◆ Directions ◆
Replace each "log-message-segment" in the records with "message-segment", then write out all the lines again with nothing else changed.

◆ The records ◆
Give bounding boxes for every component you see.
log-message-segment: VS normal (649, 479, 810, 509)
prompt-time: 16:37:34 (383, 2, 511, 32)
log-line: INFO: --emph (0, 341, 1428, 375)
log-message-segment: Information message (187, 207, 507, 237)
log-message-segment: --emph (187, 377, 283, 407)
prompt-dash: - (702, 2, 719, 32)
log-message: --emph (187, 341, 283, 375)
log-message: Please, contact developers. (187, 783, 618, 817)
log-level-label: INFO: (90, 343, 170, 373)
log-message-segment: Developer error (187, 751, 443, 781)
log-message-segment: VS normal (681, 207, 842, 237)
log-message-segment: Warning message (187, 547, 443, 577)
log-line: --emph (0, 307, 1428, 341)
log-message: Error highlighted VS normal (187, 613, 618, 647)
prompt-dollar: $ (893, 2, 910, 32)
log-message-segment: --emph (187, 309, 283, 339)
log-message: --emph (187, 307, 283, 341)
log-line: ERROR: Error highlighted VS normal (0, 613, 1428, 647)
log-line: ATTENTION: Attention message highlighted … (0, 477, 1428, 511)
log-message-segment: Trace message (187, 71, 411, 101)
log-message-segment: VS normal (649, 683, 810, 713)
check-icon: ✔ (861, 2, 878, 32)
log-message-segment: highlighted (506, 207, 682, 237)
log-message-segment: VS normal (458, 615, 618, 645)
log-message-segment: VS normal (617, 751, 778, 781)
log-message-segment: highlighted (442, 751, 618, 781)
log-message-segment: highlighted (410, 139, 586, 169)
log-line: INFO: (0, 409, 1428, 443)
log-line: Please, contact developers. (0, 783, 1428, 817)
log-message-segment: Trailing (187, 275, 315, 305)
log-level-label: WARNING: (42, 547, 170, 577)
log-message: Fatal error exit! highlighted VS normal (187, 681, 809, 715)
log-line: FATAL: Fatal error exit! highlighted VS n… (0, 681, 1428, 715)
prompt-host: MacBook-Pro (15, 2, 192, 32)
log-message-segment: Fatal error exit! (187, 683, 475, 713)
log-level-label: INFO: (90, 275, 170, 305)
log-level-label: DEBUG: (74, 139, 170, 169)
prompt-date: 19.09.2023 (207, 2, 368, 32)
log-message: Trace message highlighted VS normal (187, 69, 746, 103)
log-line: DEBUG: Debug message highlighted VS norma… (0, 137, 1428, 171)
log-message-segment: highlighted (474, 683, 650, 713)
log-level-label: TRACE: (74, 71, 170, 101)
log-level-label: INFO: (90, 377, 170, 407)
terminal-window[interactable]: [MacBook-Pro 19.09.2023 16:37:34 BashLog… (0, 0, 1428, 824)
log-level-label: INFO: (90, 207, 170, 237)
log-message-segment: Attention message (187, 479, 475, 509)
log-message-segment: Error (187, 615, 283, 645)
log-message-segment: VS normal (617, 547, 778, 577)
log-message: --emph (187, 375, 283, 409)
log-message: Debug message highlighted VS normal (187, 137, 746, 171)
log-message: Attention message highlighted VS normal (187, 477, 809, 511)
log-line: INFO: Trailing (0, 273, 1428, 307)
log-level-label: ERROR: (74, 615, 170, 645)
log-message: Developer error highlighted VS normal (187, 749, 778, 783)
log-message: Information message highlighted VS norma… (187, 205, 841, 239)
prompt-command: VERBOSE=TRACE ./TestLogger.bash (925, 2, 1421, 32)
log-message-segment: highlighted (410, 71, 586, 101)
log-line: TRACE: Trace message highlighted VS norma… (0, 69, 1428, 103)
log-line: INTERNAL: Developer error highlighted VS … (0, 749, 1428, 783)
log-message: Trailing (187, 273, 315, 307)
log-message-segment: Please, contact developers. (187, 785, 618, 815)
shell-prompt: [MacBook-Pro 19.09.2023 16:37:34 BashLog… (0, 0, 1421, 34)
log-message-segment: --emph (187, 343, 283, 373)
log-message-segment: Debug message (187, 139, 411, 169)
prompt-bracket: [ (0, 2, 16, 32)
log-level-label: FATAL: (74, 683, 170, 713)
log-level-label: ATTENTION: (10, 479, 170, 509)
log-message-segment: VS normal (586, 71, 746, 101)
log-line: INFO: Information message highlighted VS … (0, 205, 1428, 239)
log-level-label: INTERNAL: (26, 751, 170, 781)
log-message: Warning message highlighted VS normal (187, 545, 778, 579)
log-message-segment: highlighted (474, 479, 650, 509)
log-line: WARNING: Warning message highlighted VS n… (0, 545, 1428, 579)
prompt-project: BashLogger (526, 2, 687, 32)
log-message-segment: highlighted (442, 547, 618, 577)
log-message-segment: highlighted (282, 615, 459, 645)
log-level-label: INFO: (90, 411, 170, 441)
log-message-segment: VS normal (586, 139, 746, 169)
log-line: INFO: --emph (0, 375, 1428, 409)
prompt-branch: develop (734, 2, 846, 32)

◆ Result of the exercise ◆
Give bounding boxes for every component you see.
message-segment: VS normal (649, 479, 810, 509)
prompt-time: 16:37:34 (383, 2, 511, 32)
log-line: INFO: --emph (0, 341, 1428, 375)
message-segment: Information message (187, 207, 507, 237)
message-segment: --emph (187, 377, 283, 407)
prompt-dash: - (702, 2, 719, 32)
log-message: --emph (187, 341, 283, 375)
log-message: Please, contact developers. (187, 783, 618, 817)
log-level-label: INFO: (90, 343, 170, 373)
message-segment: Developer error (187, 751, 443, 781)
message-segment: VS normal (681, 207, 842, 237)
message-segment: Warning message (187, 547, 443, 577)
log-line: --emph (0, 307, 1428, 341)
log-message: Error highlighted VS normal (187, 613, 618, 647)
prompt-dollar: $ (893, 2, 910, 32)
message-segment: --emph (187, 309, 283, 339)
log-message: --emph (187, 307, 283, 341)
log-line: ERROR: Error highlighted VS normal (0, 613, 1428, 647)
log-line: ATTENTION: Attention message highlighted … (0, 477, 1428, 511)
message-segment: Trace message (187, 71, 411, 101)
message-segment: VS normal (649, 683, 810, 713)
check-icon: ✔ (861, 2, 878, 32)
message-segment: highlighted (506, 207, 682, 237)
message-segment: VS normal (458, 615, 618, 645)
message-segment: VS normal (617, 751, 778, 781)
message-segment: highlighted (442, 751, 618, 781)
message-segment: highlighted (410, 139, 586, 169)
log-line: INFO: (0, 409, 1428, 443)
log-line: Please, contact developers. (0, 783, 1428, 817)
message-segment: Trailing (187, 275, 315, 305)
log-level-label: WARNING: (42, 547, 170, 577)
log-message: Fatal error exit! highlighted VS normal (187, 681, 809, 715)
log-line: FATAL: Fatal error exit! highlighted VS n… (0, 681, 1428, 715)
prompt-host: MacBook-Pro (15, 2, 192, 32)
message-segment: Fatal error exit! (187, 683, 475, 713)
log-level-label: INFO: (90, 275, 170, 305)
log-level-label: DEBUG: (74, 139, 170, 169)
prompt-date: 19.09.2023 (207, 2, 368, 32)
log-message: Trace message highlighted VS normal (187, 69, 746, 103)
log-line: DEBUG: Debug message highlighted VS norma… (0, 137, 1428, 171)
message-segment: highlighted (474, 683, 650, 713)
log-level-label: TRACE: (74, 71, 170, 101)
log-level-label: INFO: (90, 377, 170, 407)
terminal-window[interactable]: [MacBook-Pro 19.09.2023 16:37:34 BashLog… (0, 0, 1428, 824)
log-level-label: INFO: (90, 207, 170, 237)
message-segment: Attention message (187, 479, 475, 509)
message-segment: Error (187, 615, 283, 645)
message-segment: VS normal (617, 547, 778, 577)
log-message: --emph (187, 375, 283, 409)
log-message: Debug message highlighted VS normal (187, 137, 746, 171)
log-message: Attention message highlighted VS normal (187, 477, 809, 511)
log-line: INFO: Trailing (0, 273, 1428, 307)
log-level-label: ERROR: (74, 615, 170, 645)
log-message: Developer error highlighted VS normal (187, 749, 778, 783)
log-message: Information message highlighted VS norma… (187, 205, 841, 239)
prompt-command: VERBOSE=TRACE ./TestLogger.bash (925, 2, 1421, 32)
message-segment: highlighted (410, 71, 586, 101)
log-line: TRACE: Trace message highlighted VS norma… (0, 69, 1428, 103)
log-line: INTERNAL: Developer error highlighted VS … (0, 749, 1428, 783)
log-message: Trailing (187, 273, 315, 307)
message-segment: Please, contact developers. (187, 785, 618, 815)
shell-prompt: [MacBook-Pro 19.09.2023 16:37:34 BashLog… (0, 0, 1421, 34)
message-segment: --emph (187, 343, 283, 373)
message-segment: Debug message (187, 139, 411, 169)
prompt-bracket: [ (0, 2, 16, 32)
log-level-label: FATAL: (74, 683, 170, 713)
log-level-label: ATTENTION: (10, 479, 170, 509)
message-segment: VS normal (586, 71, 746, 101)
log-line: INFO: Information message highlighted VS … (0, 205, 1428, 239)
log-level-label: INTERNAL: (26, 751, 170, 781)
log-message: Warning message highlighted VS normal (187, 545, 778, 579)
message-segment: highlighted (474, 479, 650, 509)
log-line: WARNING: Warning message highlighted VS n… (0, 545, 1428, 579)
prompt-project: BashLogger (526, 2, 687, 32)
message-segment: highlighted (442, 547, 618, 577)
message-segment: highlighted (282, 615, 459, 645)
log-level-label: INFO: (90, 411, 170, 441)
message-segment: VS normal (586, 139, 746, 169)
log-line: INFO: --emph (0, 375, 1428, 409)
prompt-branch: develop (734, 2, 846, 32)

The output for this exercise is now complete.